Dataset items:
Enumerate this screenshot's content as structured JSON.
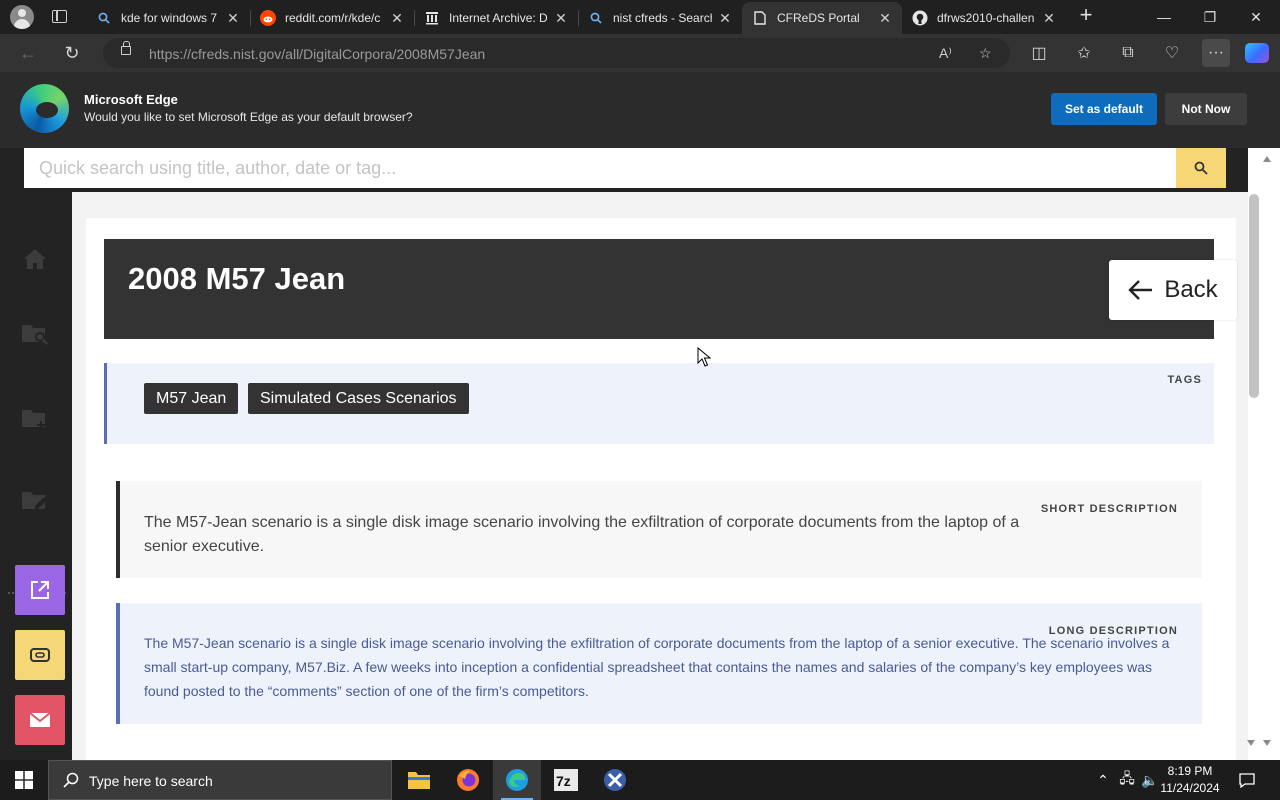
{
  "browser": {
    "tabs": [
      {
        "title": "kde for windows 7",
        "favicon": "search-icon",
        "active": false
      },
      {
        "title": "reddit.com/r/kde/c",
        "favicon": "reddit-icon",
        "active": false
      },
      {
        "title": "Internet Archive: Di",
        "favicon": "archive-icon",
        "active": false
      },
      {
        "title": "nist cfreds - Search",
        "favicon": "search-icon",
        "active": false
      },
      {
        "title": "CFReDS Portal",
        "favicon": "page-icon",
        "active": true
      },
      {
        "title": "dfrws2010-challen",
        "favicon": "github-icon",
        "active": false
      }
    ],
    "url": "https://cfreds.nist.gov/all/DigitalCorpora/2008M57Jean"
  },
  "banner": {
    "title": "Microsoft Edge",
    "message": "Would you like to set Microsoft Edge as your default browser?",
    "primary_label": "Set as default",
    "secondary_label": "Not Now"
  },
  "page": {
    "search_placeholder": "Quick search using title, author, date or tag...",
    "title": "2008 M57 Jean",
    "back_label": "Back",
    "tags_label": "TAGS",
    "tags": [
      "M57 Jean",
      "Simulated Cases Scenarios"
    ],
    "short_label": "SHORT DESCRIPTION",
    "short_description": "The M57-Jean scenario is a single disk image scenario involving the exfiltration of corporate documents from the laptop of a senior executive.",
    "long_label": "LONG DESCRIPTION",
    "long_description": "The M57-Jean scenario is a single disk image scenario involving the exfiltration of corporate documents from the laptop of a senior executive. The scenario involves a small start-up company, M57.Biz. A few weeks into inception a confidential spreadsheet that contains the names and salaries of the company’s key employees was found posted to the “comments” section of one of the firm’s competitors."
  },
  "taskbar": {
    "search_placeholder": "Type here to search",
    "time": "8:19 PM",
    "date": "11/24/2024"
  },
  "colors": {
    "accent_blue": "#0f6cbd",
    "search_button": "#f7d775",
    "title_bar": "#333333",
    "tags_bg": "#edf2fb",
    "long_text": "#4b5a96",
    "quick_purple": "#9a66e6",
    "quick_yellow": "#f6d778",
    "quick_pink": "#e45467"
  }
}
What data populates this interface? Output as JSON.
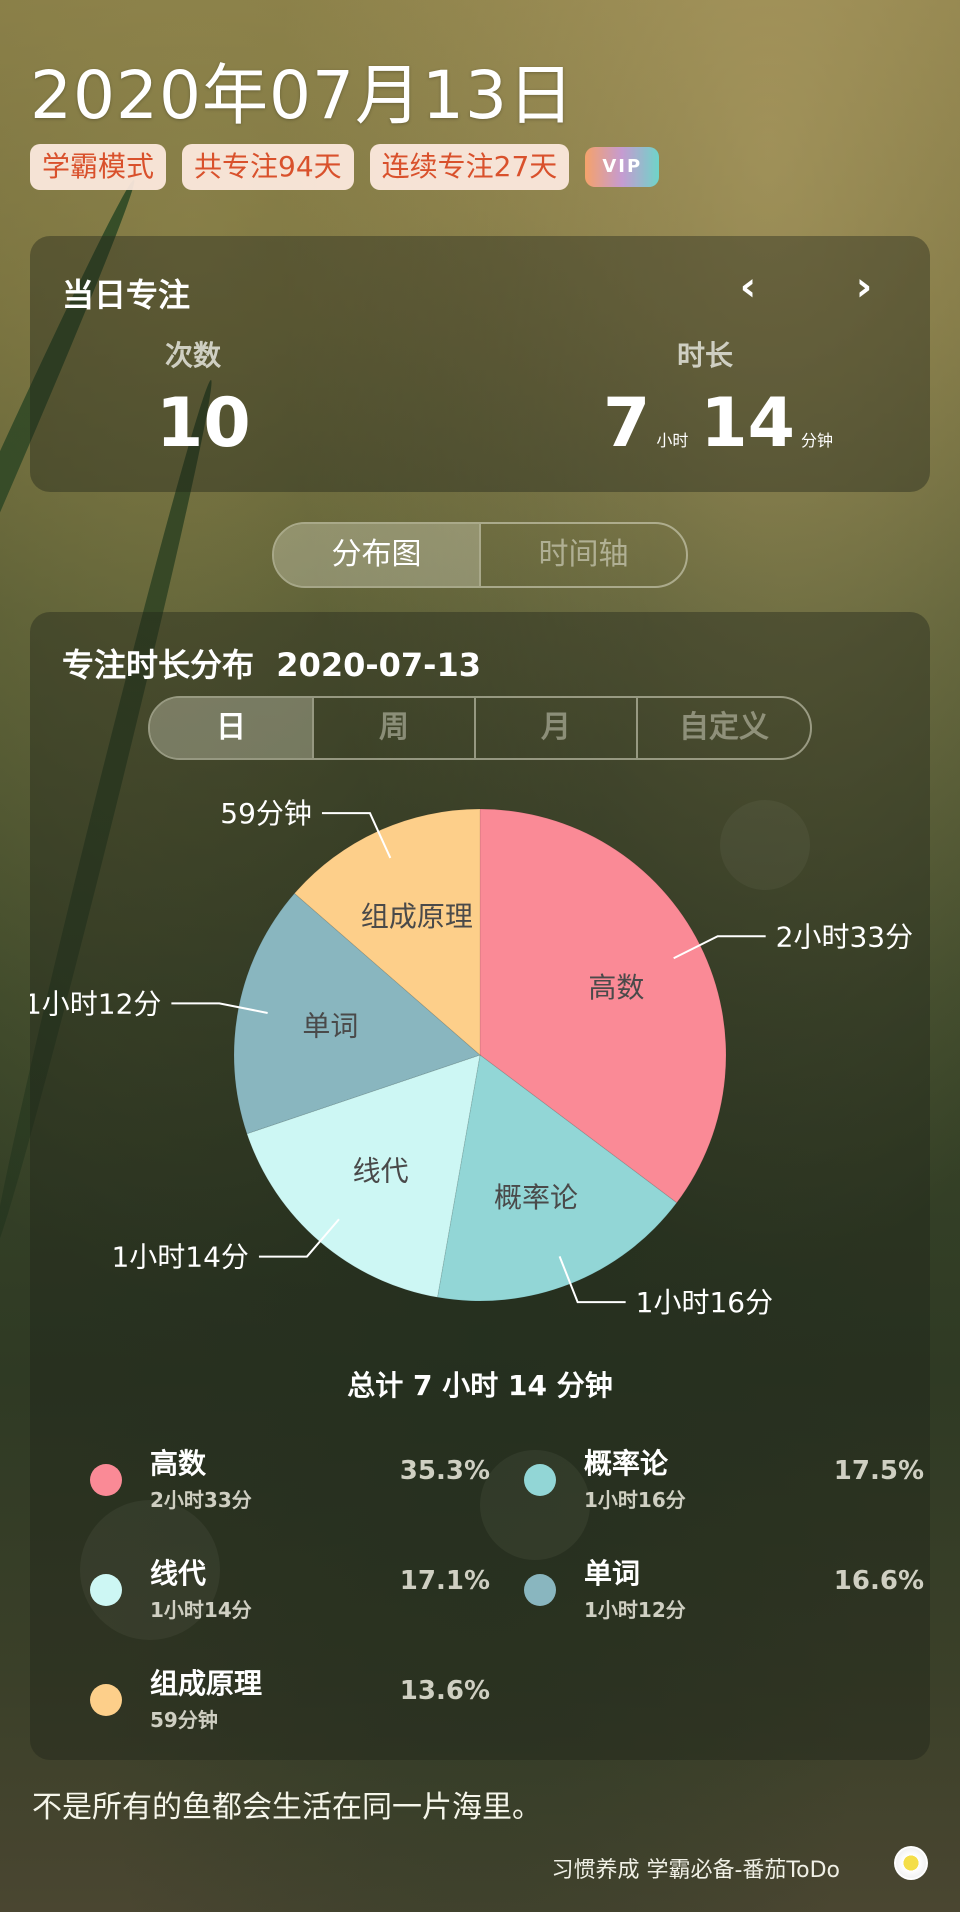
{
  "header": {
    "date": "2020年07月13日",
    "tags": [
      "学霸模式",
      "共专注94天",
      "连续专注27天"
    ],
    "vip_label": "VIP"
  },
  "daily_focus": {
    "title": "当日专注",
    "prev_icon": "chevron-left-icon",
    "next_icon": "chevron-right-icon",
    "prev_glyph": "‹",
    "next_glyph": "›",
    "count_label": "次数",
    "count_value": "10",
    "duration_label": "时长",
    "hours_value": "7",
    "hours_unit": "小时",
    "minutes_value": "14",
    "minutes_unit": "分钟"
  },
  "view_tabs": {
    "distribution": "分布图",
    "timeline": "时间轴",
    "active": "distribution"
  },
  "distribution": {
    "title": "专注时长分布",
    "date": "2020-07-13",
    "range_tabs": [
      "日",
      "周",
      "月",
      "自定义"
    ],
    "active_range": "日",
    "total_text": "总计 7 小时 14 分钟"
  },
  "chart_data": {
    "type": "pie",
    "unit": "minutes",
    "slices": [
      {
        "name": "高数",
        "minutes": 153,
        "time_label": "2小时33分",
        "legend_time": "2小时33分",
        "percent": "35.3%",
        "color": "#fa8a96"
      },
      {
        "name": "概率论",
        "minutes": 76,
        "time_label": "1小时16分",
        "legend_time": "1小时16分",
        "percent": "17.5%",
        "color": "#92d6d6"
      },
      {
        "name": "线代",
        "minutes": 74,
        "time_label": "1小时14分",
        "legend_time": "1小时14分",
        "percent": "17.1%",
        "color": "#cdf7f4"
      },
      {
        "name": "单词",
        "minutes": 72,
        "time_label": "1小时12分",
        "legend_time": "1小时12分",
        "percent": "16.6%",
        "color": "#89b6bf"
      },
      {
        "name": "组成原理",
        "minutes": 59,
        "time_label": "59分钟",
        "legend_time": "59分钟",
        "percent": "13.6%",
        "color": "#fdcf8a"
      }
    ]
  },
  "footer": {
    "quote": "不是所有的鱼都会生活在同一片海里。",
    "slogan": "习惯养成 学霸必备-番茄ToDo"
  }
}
* * *
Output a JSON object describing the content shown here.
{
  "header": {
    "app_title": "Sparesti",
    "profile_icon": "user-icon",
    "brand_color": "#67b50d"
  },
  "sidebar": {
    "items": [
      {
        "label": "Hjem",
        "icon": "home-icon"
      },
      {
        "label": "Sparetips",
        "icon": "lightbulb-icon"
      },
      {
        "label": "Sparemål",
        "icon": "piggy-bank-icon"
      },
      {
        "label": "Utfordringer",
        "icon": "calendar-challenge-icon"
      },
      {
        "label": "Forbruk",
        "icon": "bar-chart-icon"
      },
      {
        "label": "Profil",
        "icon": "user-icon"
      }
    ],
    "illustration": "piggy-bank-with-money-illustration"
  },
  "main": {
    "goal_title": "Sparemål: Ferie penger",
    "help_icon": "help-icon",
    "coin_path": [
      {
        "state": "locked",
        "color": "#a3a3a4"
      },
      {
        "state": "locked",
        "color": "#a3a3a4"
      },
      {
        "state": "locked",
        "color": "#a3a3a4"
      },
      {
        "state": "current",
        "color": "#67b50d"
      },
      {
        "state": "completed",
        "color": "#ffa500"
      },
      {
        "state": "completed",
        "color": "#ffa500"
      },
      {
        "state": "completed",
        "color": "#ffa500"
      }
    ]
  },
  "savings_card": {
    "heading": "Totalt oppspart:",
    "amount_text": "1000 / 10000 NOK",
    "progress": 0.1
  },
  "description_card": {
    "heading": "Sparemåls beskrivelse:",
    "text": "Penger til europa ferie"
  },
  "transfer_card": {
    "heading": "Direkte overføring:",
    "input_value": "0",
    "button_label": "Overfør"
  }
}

**TASK DESCRIPTION:** Locate each line with the word "content" and copy it.

**FINISHED ANSWER:**
Enumerate this screenshot's content as structured JSON.
Output a JSON object describing the content shown here.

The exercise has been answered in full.